◆ Exercise directions
Where the data below has the string "name", return the whole line.

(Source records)

┌────────

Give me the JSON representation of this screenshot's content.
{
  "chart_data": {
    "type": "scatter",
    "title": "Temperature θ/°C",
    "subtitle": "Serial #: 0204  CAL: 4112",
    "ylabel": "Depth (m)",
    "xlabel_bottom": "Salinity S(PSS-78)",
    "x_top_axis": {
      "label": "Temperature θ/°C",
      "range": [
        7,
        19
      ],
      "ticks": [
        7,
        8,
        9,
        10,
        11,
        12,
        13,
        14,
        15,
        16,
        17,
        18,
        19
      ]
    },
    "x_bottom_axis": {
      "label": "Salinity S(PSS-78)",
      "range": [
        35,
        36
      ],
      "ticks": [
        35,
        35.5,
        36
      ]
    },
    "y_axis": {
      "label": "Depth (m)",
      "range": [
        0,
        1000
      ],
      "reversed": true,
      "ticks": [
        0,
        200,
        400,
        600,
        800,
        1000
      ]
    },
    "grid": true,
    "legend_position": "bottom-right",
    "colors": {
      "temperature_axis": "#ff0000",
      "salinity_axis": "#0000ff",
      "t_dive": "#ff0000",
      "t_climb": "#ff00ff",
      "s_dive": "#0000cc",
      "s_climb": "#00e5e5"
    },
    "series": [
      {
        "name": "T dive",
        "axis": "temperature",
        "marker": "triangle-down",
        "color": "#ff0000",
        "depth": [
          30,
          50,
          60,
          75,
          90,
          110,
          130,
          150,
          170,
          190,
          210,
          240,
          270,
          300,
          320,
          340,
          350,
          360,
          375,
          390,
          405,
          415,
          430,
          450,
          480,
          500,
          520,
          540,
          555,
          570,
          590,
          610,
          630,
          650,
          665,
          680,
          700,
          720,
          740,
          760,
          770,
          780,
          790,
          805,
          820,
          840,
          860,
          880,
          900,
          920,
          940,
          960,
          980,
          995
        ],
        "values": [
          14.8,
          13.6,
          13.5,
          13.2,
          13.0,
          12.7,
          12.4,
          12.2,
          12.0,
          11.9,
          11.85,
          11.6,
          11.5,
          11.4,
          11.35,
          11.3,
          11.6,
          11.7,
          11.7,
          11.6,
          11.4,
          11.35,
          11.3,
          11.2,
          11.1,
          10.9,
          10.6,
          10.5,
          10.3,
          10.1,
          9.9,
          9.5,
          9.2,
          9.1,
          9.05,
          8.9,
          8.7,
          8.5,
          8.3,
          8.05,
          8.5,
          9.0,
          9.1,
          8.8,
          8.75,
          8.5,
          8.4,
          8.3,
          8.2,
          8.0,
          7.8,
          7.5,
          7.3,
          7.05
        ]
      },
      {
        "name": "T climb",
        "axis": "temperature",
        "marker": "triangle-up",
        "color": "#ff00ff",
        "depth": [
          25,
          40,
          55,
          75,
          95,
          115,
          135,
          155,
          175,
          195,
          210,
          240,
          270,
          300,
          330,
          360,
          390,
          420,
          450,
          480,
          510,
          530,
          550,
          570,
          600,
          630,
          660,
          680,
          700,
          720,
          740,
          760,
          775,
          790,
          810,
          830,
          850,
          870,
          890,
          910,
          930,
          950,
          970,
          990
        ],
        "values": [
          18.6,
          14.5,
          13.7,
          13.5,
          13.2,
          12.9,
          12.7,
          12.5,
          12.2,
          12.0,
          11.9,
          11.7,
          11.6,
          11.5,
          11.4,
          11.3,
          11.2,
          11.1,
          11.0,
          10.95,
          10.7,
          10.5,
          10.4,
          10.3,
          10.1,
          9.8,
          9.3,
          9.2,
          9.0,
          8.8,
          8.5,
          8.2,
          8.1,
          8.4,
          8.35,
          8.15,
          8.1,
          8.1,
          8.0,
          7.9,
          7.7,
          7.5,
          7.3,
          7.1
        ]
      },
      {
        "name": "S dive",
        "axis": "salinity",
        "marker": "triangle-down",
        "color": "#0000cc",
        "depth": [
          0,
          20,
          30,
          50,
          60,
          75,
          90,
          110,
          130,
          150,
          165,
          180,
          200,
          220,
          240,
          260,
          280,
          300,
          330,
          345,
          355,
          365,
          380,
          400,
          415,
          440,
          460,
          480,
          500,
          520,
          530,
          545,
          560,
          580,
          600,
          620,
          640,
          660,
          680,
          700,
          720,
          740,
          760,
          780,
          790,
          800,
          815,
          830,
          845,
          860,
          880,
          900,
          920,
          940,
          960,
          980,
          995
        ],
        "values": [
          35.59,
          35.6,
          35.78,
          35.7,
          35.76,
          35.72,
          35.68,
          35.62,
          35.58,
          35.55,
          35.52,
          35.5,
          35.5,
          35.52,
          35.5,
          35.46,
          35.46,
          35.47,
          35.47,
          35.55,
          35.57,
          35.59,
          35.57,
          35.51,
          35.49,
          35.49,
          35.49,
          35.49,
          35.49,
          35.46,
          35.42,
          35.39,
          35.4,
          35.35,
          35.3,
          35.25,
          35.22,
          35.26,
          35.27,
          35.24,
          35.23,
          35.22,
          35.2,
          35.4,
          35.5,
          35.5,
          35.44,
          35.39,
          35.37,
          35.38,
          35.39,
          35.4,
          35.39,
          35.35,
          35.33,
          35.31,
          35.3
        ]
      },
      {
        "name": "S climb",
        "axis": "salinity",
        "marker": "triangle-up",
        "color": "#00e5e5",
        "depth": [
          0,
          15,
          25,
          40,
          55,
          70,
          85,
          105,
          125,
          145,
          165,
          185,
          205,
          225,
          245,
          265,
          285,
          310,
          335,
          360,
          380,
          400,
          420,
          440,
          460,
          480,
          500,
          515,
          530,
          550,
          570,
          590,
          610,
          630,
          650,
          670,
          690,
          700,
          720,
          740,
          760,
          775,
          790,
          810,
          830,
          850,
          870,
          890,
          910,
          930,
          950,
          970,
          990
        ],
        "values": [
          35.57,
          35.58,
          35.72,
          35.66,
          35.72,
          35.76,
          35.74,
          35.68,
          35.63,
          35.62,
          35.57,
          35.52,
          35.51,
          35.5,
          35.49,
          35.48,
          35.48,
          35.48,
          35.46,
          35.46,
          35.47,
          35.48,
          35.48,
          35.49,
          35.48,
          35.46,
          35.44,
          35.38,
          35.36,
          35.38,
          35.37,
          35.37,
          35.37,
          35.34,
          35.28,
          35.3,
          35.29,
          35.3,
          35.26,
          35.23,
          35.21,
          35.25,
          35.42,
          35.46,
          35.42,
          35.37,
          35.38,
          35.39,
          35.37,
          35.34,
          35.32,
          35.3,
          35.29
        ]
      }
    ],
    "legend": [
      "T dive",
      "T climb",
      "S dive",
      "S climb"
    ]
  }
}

└────────

◆ Solution to this exercise
        "name": "T dive",
        "name": "T climb",
        "name": "S dive",
        "name": "S climb",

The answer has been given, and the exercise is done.